# STUDY MATERIAL
· · · · · · ·

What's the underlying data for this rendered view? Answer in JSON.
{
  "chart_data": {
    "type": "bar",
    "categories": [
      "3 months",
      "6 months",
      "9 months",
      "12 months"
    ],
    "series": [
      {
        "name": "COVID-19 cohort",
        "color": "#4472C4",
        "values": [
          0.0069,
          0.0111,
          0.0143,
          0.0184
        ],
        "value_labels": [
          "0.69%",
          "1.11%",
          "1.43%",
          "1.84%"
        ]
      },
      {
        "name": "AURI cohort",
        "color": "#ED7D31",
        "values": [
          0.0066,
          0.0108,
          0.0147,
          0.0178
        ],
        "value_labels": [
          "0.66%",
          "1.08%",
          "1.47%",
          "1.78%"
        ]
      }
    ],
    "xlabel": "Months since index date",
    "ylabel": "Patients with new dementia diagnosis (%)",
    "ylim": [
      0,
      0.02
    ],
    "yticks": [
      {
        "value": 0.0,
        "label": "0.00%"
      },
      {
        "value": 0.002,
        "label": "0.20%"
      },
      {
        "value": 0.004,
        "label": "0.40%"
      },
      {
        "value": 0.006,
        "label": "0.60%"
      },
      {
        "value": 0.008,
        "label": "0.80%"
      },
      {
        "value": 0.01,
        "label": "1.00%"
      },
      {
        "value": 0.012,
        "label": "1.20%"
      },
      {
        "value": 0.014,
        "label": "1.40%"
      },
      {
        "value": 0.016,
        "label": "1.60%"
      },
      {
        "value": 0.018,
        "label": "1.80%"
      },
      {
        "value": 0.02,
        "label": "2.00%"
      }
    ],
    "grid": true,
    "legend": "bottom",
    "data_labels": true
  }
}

· · · · · · ·

# PROBLEM TO WORK ON
Only a number is wanted here: how many lines in the entries contain the word "cohort"?

# SOLUTION
2